L’ultima fessura delle Dolomiti
di
Gabriele Villa
Il
racconto "L'ultima fessura delle Dolomiti" è stato pubblicato
su INTRAISASSblog sabato 8 settembre 2007 e da lì viene ripreso e
pubblicato su Intraigiarùn, tal quale.
Lo spunto è venuto dopo la ripetizione della "via delle guide"
alla Torre di Valgrande in Civetta ad opera di Michele "Chicco"
Scuccimarra, Riccardo "Gago" Barbieri, Michele "Mike"
Ghelli, Paolo "Doc" Gorini, effettuata domenica 26 agosto 2007.
La salita, per le forti difficoltà tecniche in presenza di scarse
protezioni sicure, ha dato adito alla domanda su come fossero riusciti a
superarle i primi salitori nel lontano settembre del 1941.
Ne è uscita una piccola ma approfondita ricerca svolta sia su libri e
pubblicazioni che anche contattando direttamente persone "informate
dei fatti"; insomma una piccola ricerca storica che ha dato
"buoni frutti", consentendo di andare a scoprire uno dei più
preziosi "gioielli alpinistici" racchiusi nel grande scrigno
della Civetta.
════════
OPERAZIONI DA SVOLGERE –
(A) Trasforma in elenco numerato, senza righe vuote, il tratto delle righe che va dal loro inizio fino alla riga contenente "The facet F3A is at (452, 73).", entrambi gli estremi compresi. Lascia fuori le immagini dalla risposta.
(B) Prosegui il testo sull'ultima fessura delle Dolomiti a partire dal punto in cui si ferma.
Le righe non hanno alcun legame con il testo.

VOCI –
════════
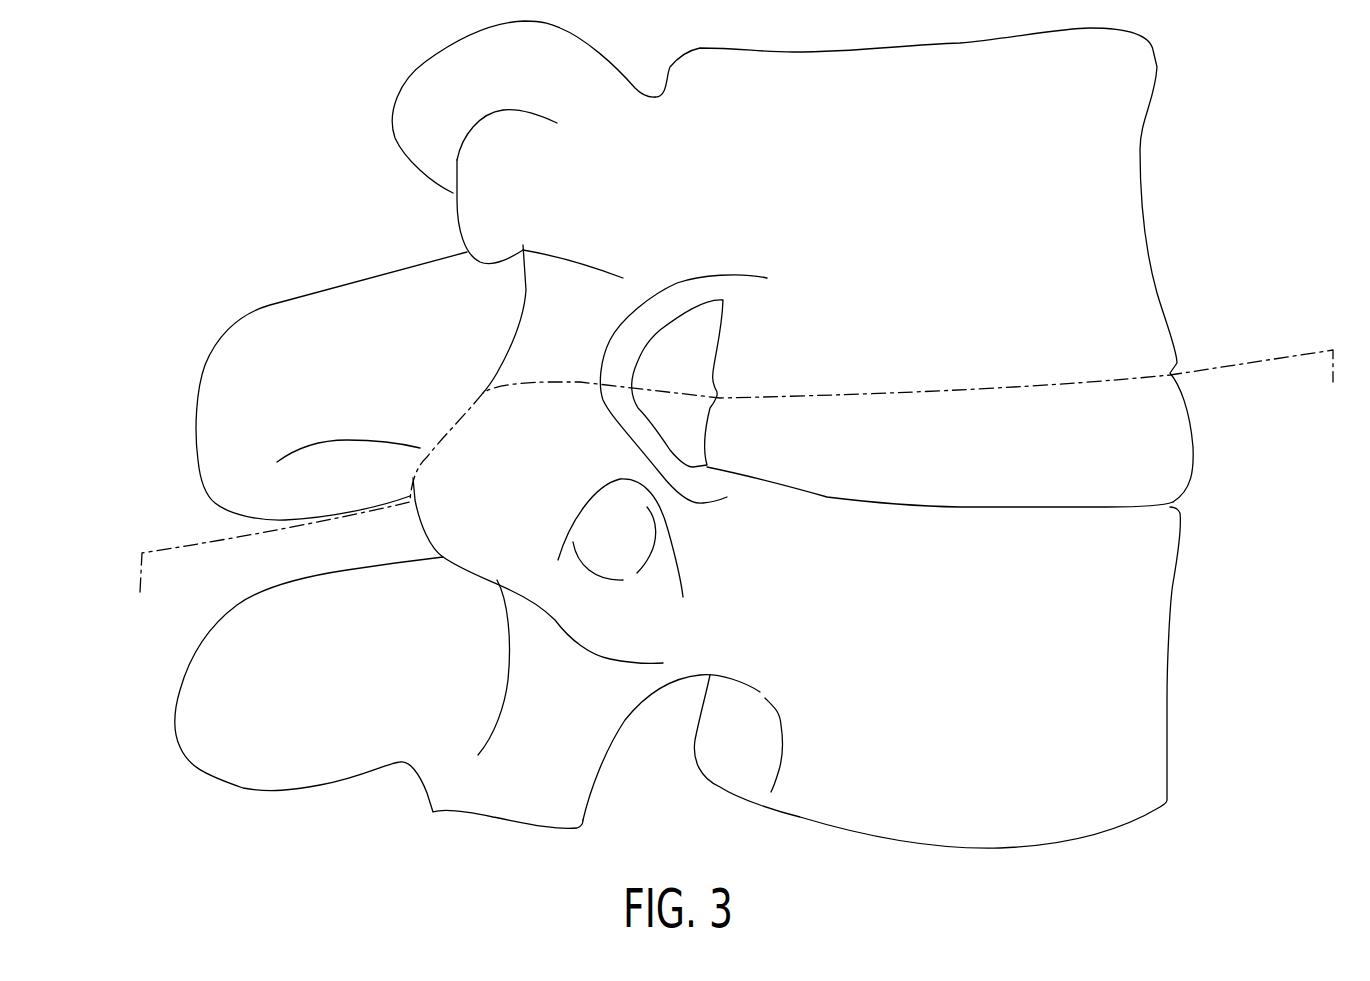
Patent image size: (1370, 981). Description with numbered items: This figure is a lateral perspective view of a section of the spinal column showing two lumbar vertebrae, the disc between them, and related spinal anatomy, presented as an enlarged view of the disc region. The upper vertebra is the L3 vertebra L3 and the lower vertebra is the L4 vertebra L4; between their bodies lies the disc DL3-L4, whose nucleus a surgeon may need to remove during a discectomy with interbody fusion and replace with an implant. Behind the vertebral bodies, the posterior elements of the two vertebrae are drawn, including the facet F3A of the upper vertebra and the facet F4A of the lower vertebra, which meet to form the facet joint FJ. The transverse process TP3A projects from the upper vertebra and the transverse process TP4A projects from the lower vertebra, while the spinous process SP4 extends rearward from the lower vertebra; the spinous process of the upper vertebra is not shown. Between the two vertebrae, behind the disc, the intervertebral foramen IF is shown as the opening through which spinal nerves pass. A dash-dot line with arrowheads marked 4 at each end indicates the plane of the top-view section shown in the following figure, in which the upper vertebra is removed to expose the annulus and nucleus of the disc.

The facet F3A is at (452, 73).
The transverse process TP3A is at (473, 163).
The L3 vertebra L3 is at (1123, 217).
The disc DL3-L4 is at (1173, 447).
The intervertebral foramen IF is at (659, 360).
The facet joint FJ is at (480, 377).
The facet F4A is at (450, 503).
The transverse process TP4A is at (607, 543).
The L4 vertebra L4 is at (1148, 623).
The spinous process SP4 is at (198, 717).
The section line 4 is at (736, 507).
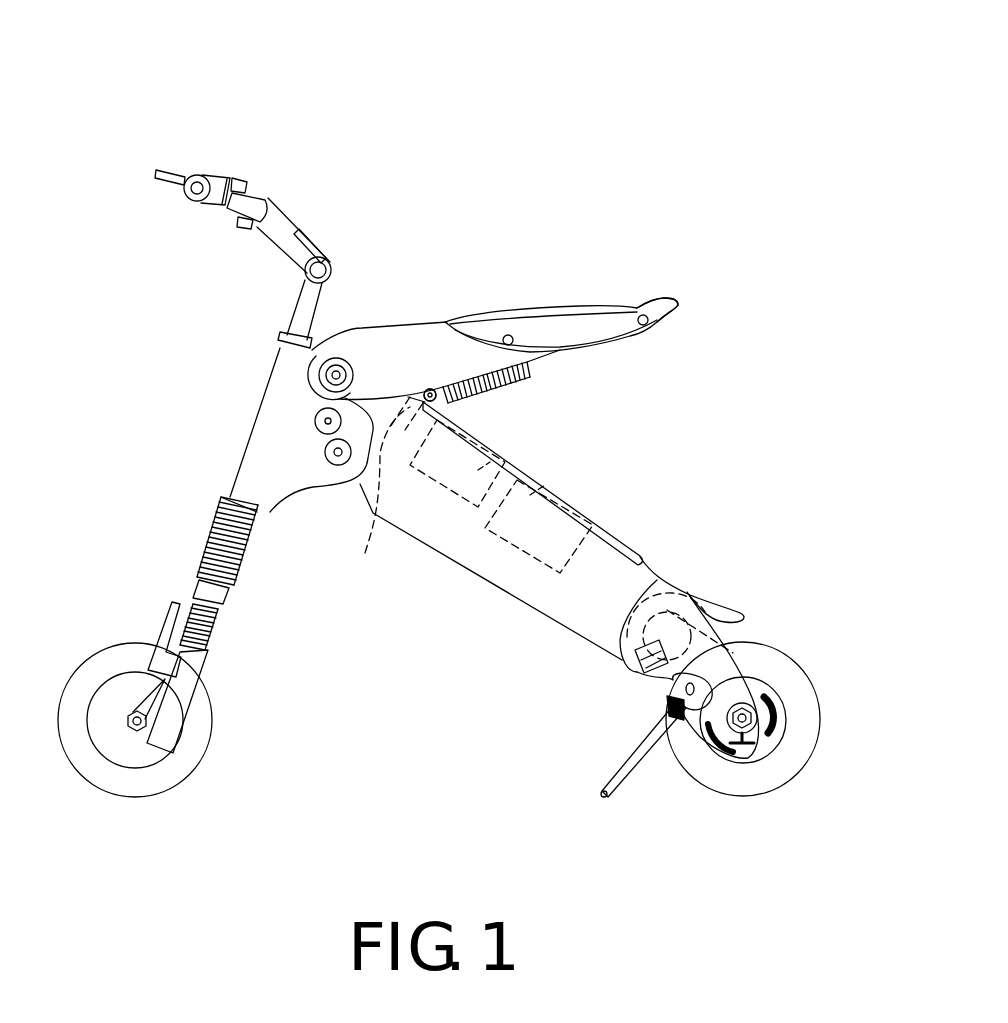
════════
ESITI DELLE OPERAZIONI –
(A)
1. Patent image size: (1370, 981). Description with numbered items: This figure is a lateral perspective view of a section of the spinal column showing two lumbar vertebrae, the disc between them, and related spinal anatomy, presented as an enlarged view of the disc region. The upper vertebra is the L3 vertebra L3 and the lower vertebra is the L4 vertebra L4; between their bodies lies the disc DL3-L4, whose nucleus a surgeon may need to remove during a discectomy with interbody fusion and replace with an implant. Behind the vertebral bodies, the posterior elements of the two vertebrae are drawn, including the facet F3A of the upper vertebra and the facet F4A of the lower vertebra, which meet to form the facet joint FJ. The transverse process TP3A projects from the upper vertebra and the transverse process TP4A projects from the lower vertebra, while the spinous process SP4 extends rearward from the lower vertebra; the spinous process of the upper vertebra is not shown. Between the two vertebrae, behind the disc, the intervertebral foramen IF is shown as the opening through which spinal nerves pass. A dash-dot line with arrowheads marked 4 at each end indicates the plane of the top-view section shown in the following figure, in which the upper vertebra is removed to expose the annulus and nucleus of the disc.
2. The facet F3A is at (452, 73).

(B)
***
La storia dell’alpinismo la si
legge sui libri che la raccontano o se ne trovano riscontri importanti
nelle autobiografie dei “grandi” che ne sono stati protagonisti con le
loro imprese, altre volte vi ci si imbatte ripetendo certe vie di
arrampicata, sapendone cogliere il significato storico. Giorni fa mi
telefona un amico, uno di quelli che “vanno” e che, sapendo della mia
buona conoscenza della storia dell’alpinismo, pensa (forse) che io sia
in grado se non di dare spiegazioni, almeno di capire i termini della
questione che intende propormi. “Siamo
andati a fare la fessura sulla parete Sud della Torre di Valgrande. Altro
che sesto grado: ma che roba è? Siamo a livello di settimo grado, ma la
via è del 1941. Ma allora i “grandi” non sono solo quelli scritti sui
libri. Ce ne sono altri cui “ufficialmente” non è stato riconosciuto
il giusto valore e sono rimasti emeriti sconosciuti”.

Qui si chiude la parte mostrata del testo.